PROBLEM DETAILS: Leave out the pictures and copy each record below exactly.

Figure dataset records
===============

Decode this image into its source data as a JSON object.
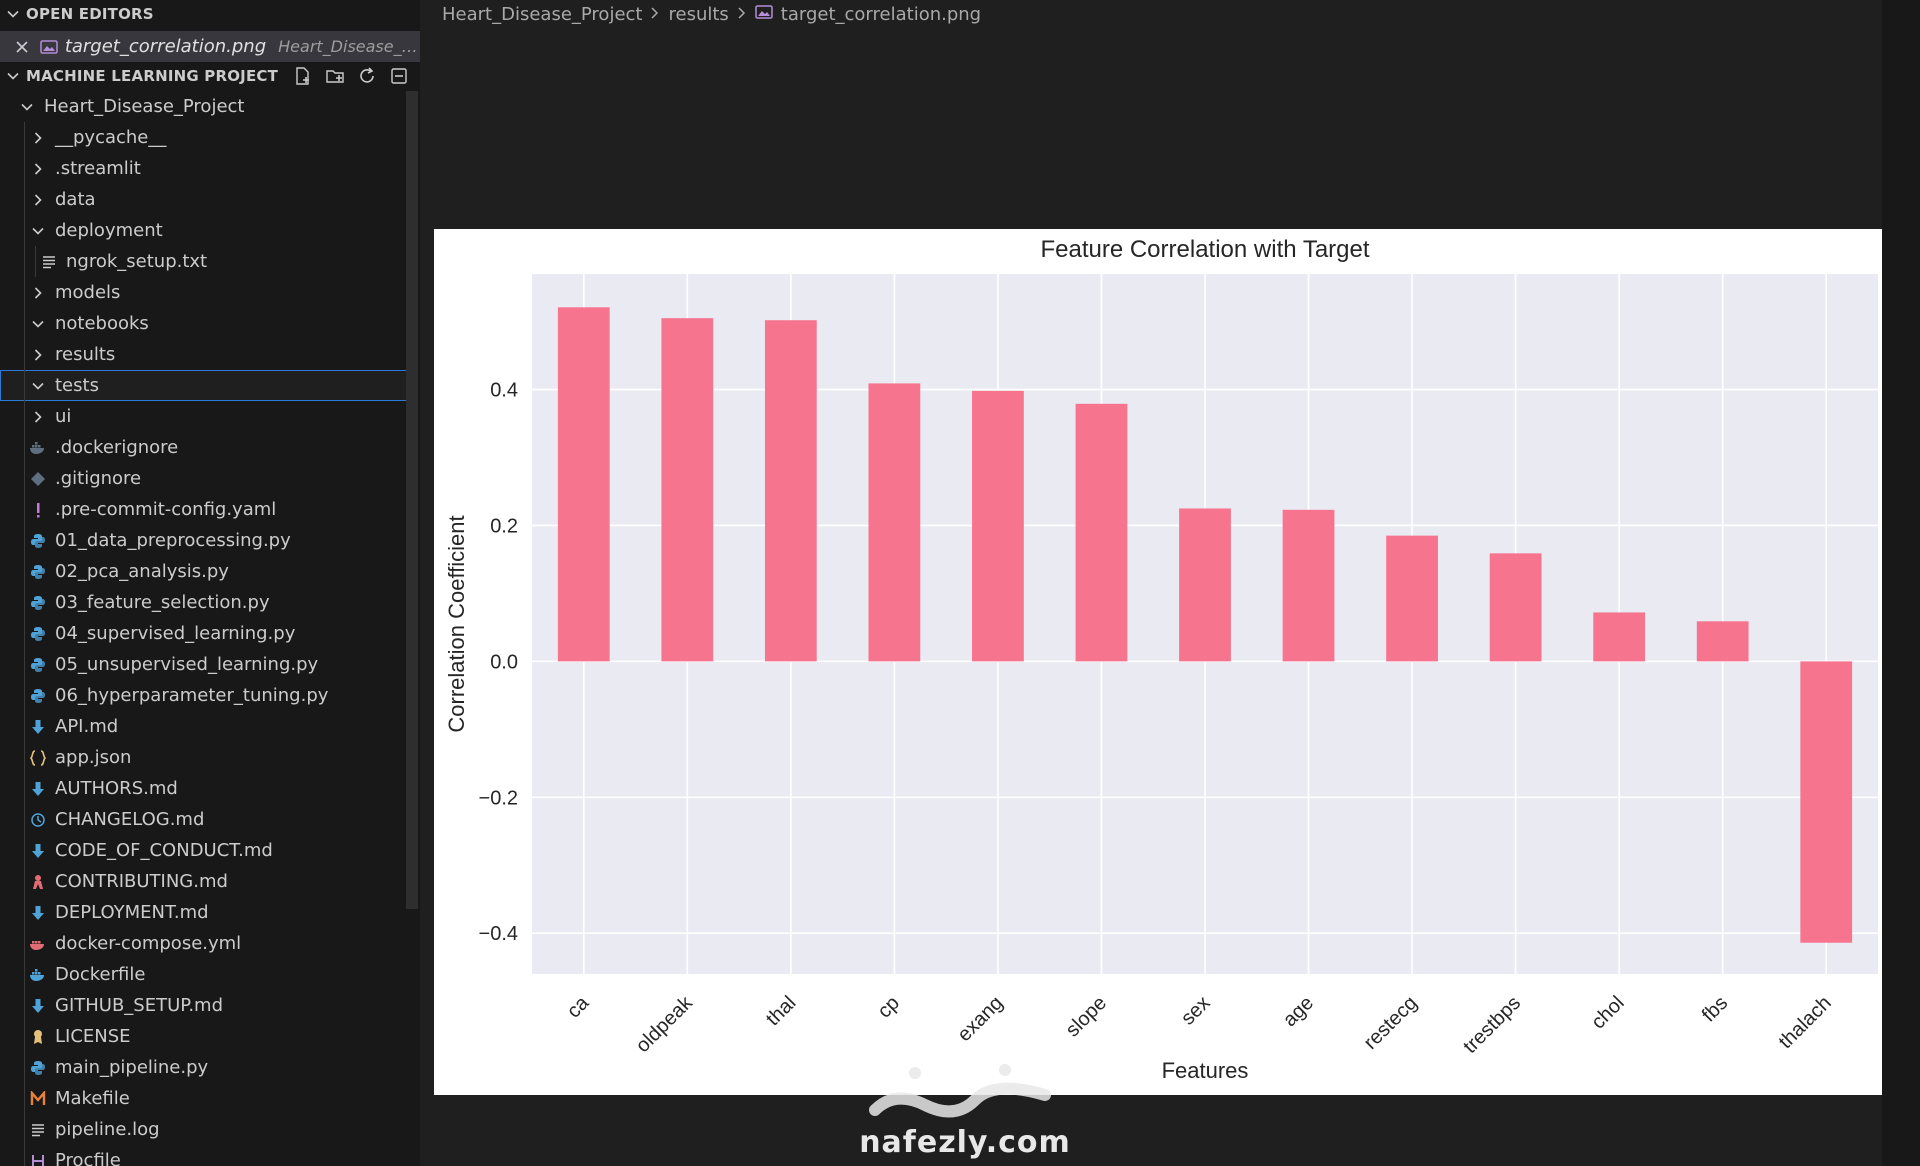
{
  "sidebar": {
    "open_editors_title": "OPEN EDITORS",
    "open_editor": {
      "name": "target_correlation.png",
      "description": "Heart_Disease_Projec..."
    },
    "project_title": "MACHINE LEARNING PROJECT",
    "toolbar_icons": [
      "new-file-icon",
      "new-folder-icon",
      "refresh-icon",
      "collapse-all-icon"
    ],
    "tree": [
      {
        "label": "Heart_Disease_Project",
        "kind": "folder",
        "open": true,
        "depth": 0
      },
      {
        "label": "__pycache__",
        "kind": "folder",
        "open": false,
        "depth": 1
      },
      {
        "label": ".streamlit",
        "kind": "folder",
        "open": false,
        "depth": 1
      },
      {
        "label": "data",
        "kind": "folder",
        "open": false,
        "depth": 1
      },
      {
        "label": "deployment",
        "kind": "folder",
        "open": true,
        "depth": 1
      },
      {
        "label": "ngrok_setup.txt",
        "kind": "file",
        "icon": "text-file-icon",
        "color": "#cccccc",
        "depth": 2
      },
      {
        "label": "models",
        "kind": "folder",
        "open": false,
        "depth": 1
      },
      {
        "label": "notebooks",
        "kind": "folder",
        "open": true,
        "depth": 1
      },
      {
        "label": "results",
        "kind": "folder",
        "open": false,
        "depth": 1
      },
      {
        "label": "tests",
        "kind": "folder",
        "open": true,
        "depth": 1,
        "selected": true
      },
      {
        "label": "ui",
        "kind": "folder",
        "open": false,
        "depth": 1
      },
      {
        "label": ".dockerignore",
        "kind": "file",
        "icon": "docker-icon",
        "color": "#5f6f80",
        "depth": 1
      },
      {
        "label": ".gitignore",
        "kind": "file",
        "icon": "git-icon",
        "color": "#5f6f80",
        "depth": 1
      },
      {
        "label": ".pre-commit-config.yaml",
        "kind": "file",
        "icon": "yaml-icon",
        "color": "#c678dd",
        "depth": 1
      },
      {
        "label": "01_data_preprocessing.py",
        "kind": "file",
        "icon": "python-icon",
        "color": "#4fa3d9",
        "depth": 1
      },
      {
        "label": "02_pca_analysis.py",
        "kind": "file",
        "icon": "python-icon",
        "color": "#4fa3d9",
        "depth": 1
      },
      {
        "label": "03_feature_selection.py",
        "kind": "file",
        "icon": "python-icon",
        "color": "#4fa3d9",
        "depth": 1
      },
      {
        "label": "04_supervised_learning.py",
        "kind": "file",
        "icon": "python-icon",
        "color": "#4fa3d9",
        "depth": 1
      },
      {
        "label": "05_unsupervised_learning.py",
        "kind": "file",
        "icon": "python-icon",
        "color": "#4fa3d9",
        "depth": 1
      },
      {
        "label": "06_hyperparameter_tuning.py",
        "kind": "file",
        "icon": "python-icon",
        "color": "#4fa3d9",
        "depth": 1
      },
      {
        "label": "API.md",
        "kind": "file",
        "icon": "markdown-icon",
        "color": "#4fa3d9",
        "depth": 1
      },
      {
        "label": "app.json",
        "kind": "file",
        "icon": "json-icon",
        "color": "#e5c07b",
        "depth": 1
      },
      {
        "label": "AUTHORS.md",
        "kind": "file",
        "icon": "markdown-icon",
        "color": "#4fa3d9",
        "depth": 1
      },
      {
        "label": "CHANGELOG.md",
        "kind": "file",
        "icon": "changelog-icon",
        "color": "#4fa3d9",
        "depth": 1
      },
      {
        "label": "CODE_OF_CONDUCT.md",
        "kind": "file",
        "icon": "markdown-icon",
        "color": "#4fa3d9",
        "depth": 1
      },
      {
        "label": "CONTRIBUTING.md",
        "kind": "file",
        "icon": "contributing-icon",
        "color": "#e06c75",
        "depth": 1
      },
      {
        "label": "DEPLOYMENT.md",
        "kind": "file",
        "icon": "markdown-icon",
        "color": "#4fa3d9",
        "depth": 1
      },
      {
        "label": "docker-compose.yml",
        "kind": "file",
        "icon": "docker-compose-icon",
        "color": "#e06c75",
        "depth": 1
      },
      {
        "label": "Dockerfile",
        "kind": "file",
        "icon": "docker-icon",
        "color": "#4fa3d9",
        "depth": 1
      },
      {
        "label": "GITHUB_SETUP.md",
        "kind": "file",
        "icon": "markdown-icon",
        "color": "#4fa3d9",
        "depth": 1
      },
      {
        "label": "LICENSE",
        "kind": "file",
        "icon": "license-icon",
        "color": "#e5c07b",
        "depth": 1
      },
      {
        "label": "main_pipeline.py",
        "kind": "file",
        "icon": "python-icon",
        "color": "#4fa3d9",
        "depth": 1
      },
      {
        "label": "Makefile",
        "kind": "file",
        "icon": "makefile-icon",
        "color": "#e8823a",
        "depth": 1
      },
      {
        "label": "pipeline.log",
        "kind": "file",
        "icon": "log-icon",
        "color": "#cccccc",
        "depth": 1
      },
      {
        "label": "Procfile",
        "kind": "file",
        "icon": "procfile-icon",
        "color": "#b58ed8",
        "depth": 1
      }
    ]
  },
  "breadcrumb": {
    "parts": [
      "Heart_Disease_Project",
      "results"
    ],
    "file": "target_correlation.png"
  },
  "chart_data": {
    "type": "bar",
    "title": "Feature Correlation with Target",
    "xlabel": "Features",
    "ylabel": "Correlation Coefficient",
    "categories": [
      "ca",
      "oldpeak",
      "thal",
      "cp",
      "exang",
      "slope",
      "sex",
      "age",
      "restecg",
      "trestbps",
      "chol",
      "fbs",
      "thalach"
    ],
    "values": [
      0.521,
      0.505,
      0.502,
      0.409,
      0.398,
      0.379,
      0.225,
      0.223,
      0.185,
      0.159,
      0.072,
      0.059,
      -0.414
    ],
    "yticks": [
      -0.4,
      -0.2,
      0.0,
      0.2,
      0.4
    ],
    "ytick_labels": [
      "−0.4",
      "−0.2",
      "0.0",
      "0.2",
      "0.4"
    ],
    "ylim": [
      -0.46,
      0.57
    ],
    "bar_color": "#f7748f",
    "plot_background": "#eaeaf2",
    "grid": true,
    "legend": false
  },
  "watermark": {
    "text": "nafezly.com"
  }
}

===============

TASK ANSWER:
Decode this image into its source data as a JSON object.
{
  "sidebar": {
    "open_editors_title": "OPEN EDITORS",
    "open_editor": {
      "name": "target_correlation.png",
      "description": "Heart_Disease_Projec..."
    },
    "project_title": "MACHINE LEARNING PROJECT",
    "toolbar_icons": [
      "new-file-icon",
      "new-folder-icon",
      "refresh-icon",
      "collapse-all-icon"
    ],
    "tree": [
      {
        "label": "Heart_Disease_Project",
        "kind": "folder",
        "open": true,
        "depth": 0
      },
      {
        "label": "__pycache__",
        "kind": "folder",
        "open": false,
        "depth": 1
      },
      {
        "label": ".streamlit",
        "kind": "folder",
        "open": false,
        "depth": 1
      },
      {
        "label": "data",
        "kind": "folder",
        "open": false,
        "depth": 1
      },
      {
        "label": "deployment",
        "kind": "folder",
        "open": true,
        "depth": 1
      },
      {
        "label": "ngrok_setup.txt",
        "kind": "file",
        "icon": "text-file-icon",
        "color": "#cccccc",
        "depth": 2
      },
      {
        "label": "models",
        "kind": "folder",
        "open": false,
        "depth": 1
      },
      {
        "label": "notebooks",
        "kind": "folder",
        "open": true,
        "depth": 1
      },
      {
        "label": "results",
        "kind": "folder",
        "open": false,
        "depth": 1
      },
      {
        "label": "tests",
        "kind": "folder",
        "open": true,
        "depth": 1,
        "selected": true
      },
      {
        "label": "ui",
        "kind": "folder",
        "open": false,
        "depth": 1
      },
      {
        "label": ".dockerignore",
        "kind": "file",
        "icon": "docker-icon",
        "color": "#5f6f80",
        "depth": 1
      },
      {
        "label": ".gitignore",
        "kind": "file",
        "icon": "git-icon",
        "color": "#5f6f80",
        "depth": 1
      },
      {
        "label": ".pre-commit-config.yaml",
        "kind": "file",
        "icon": "yaml-icon",
        "color": "#c678dd",
        "depth": 1
      },
      {
        "label": "01_data_preprocessing.py",
        "kind": "file",
        "icon": "python-icon",
        "color": "#4fa3d9",
        "depth": 1
      },
      {
        "label": "02_pca_analysis.py",
        "kind": "file",
        "icon": "python-icon",
        "color": "#4fa3d9",
        "depth": 1
      },
      {
        "label": "03_feature_selection.py",
        "kind": "file",
        "icon": "python-icon",
        "color": "#4fa3d9",
        "depth": 1
      },
      {
        "label": "04_supervised_learning.py",
        "kind": "file",
        "icon": "python-icon",
        "color": "#4fa3d9",
        "depth": 1
      },
      {
        "label": "05_unsupervised_learning.py",
        "kind": "file",
        "icon": "python-icon",
        "color": "#4fa3d9",
        "depth": 1
      },
      {
        "label": "06_hyperparameter_tuning.py",
        "kind": "file",
        "icon": "python-icon",
        "color": "#4fa3d9",
        "depth": 1
      },
      {
        "label": "API.md",
        "kind": "file",
        "icon": "markdown-icon",
        "color": "#4fa3d9",
        "depth": 1
      },
      {
        "label": "app.json",
        "kind": "file",
        "icon": "json-icon",
        "color": "#e5c07b",
        "depth": 1
      },
      {
        "label": "AUTHORS.md",
        "kind": "file",
        "icon": "markdown-icon",
        "color": "#4fa3d9",
        "depth": 1
      },
      {
        "label": "CHANGELOG.md",
        "kind": "file",
        "icon": "changelog-icon",
        "color": "#4fa3d9",
        "depth": 1
      },
      {
        "label": "CODE_OF_CONDUCT.md",
        "kind": "file",
        "icon": "markdown-icon",
        "color": "#4fa3d9",
        "depth": 1
      },
      {
        "label": "CONTRIBUTING.md",
        "kind": "file",
        "icon": "contributing-icon",
        "color": "#e06c75",
        "depth": 1
      },
      {
        "label": "DEPLOYMENT.md",
        "kind": "file",
        "icon": "markdown-icon",
        "color": "#4fa3d9",
        "depth": 1
      },
      {
        "label": "docker-compose.yml",
        "kind": "file",
        "icon": "docker-compose-icon",
        "color": "#e06c75",
        "depth": 1
      },
      {
        "label": "Dockerfile",
        "kind": "file",
        "icon": "docker-icon",
        "color": "#4fa3d9",
        "depth": 1
      },
      {
        "label": "GITHUB_SETUP.md",
        "kind": "file",
        "icon": "markdown-icon",
        "color": "#4fa3d9",
        "depth": 1
      },
      {
        "label": "LICENSE",
        "kind": "file",
        "icon": "license-icon",
        "color": "#e5c07b",
        "depth": 1
      },
      {
        "label": "main_pipeline.py",
        "kind": "file",
        "icon": "python-icon",
        "color": "#4fa3d9",
        "depth": 1
      },
      {
        "label": "Makefile",
        "kind": "file",
        "icon": "makefile-icon",
        "color": "#e8823a",
        "depth": 1
      },
      {
        "label": "pipeline.log",
        "kind": "file",
        "icon": "log-icon",
        "color": "#cccccc",
        "depth": 1
      },
      {
        "label": "Procfile",
        "kind": "file",
        "icon": "procfile-icon",
        "color": "#b58ed8",
        "depth": 1
      }
    ]
  },
  "breadcrumb": {
    "parts": [
      "Heart_Disease_Project",
      "results"
    ],
    "file": "target_correlation.png"
  },
  "chart_data": {
    "type": "bar",
    "title": "Feature Correlation with Target",
    "xlabel": "Features",
    "ylabel": "Correlation Coefficient",
    "categories": [
      "ca",
      "oldpeak",
      "thal",
      "cp",
      "exang",
      "slope",
      "sex",
      "age",
      "restecg",
      "trestbps",
      "chol",
      "fbs",
      "thalach"
    ],
    "values": [
      0.521,
      0.505,
      0.502,
      0.409,
      0.398,
      0.379,
      0.225,
      0.223,
      0.185,
      0.159,
      0.072,
      0.059,
      -0.414
    ],
    "yticks": [
      -0.4,
      -0.2,
      0.0,
      0.2,
      0.4
    ],
    "ytick_labels": [
      "−0.4",
      "−0.2",
      "0.0",
      "0.2",
      "0.4"
    ],
    "ylim": [
      -0.46,
      0.57
    ],
    "bar_color": "#f7748f",
    "plot_background": "#eaeaf2",
    "grid": true,
    "legend": false
  },
  "watermark": {
    "text": "nafezly.com"
  }
}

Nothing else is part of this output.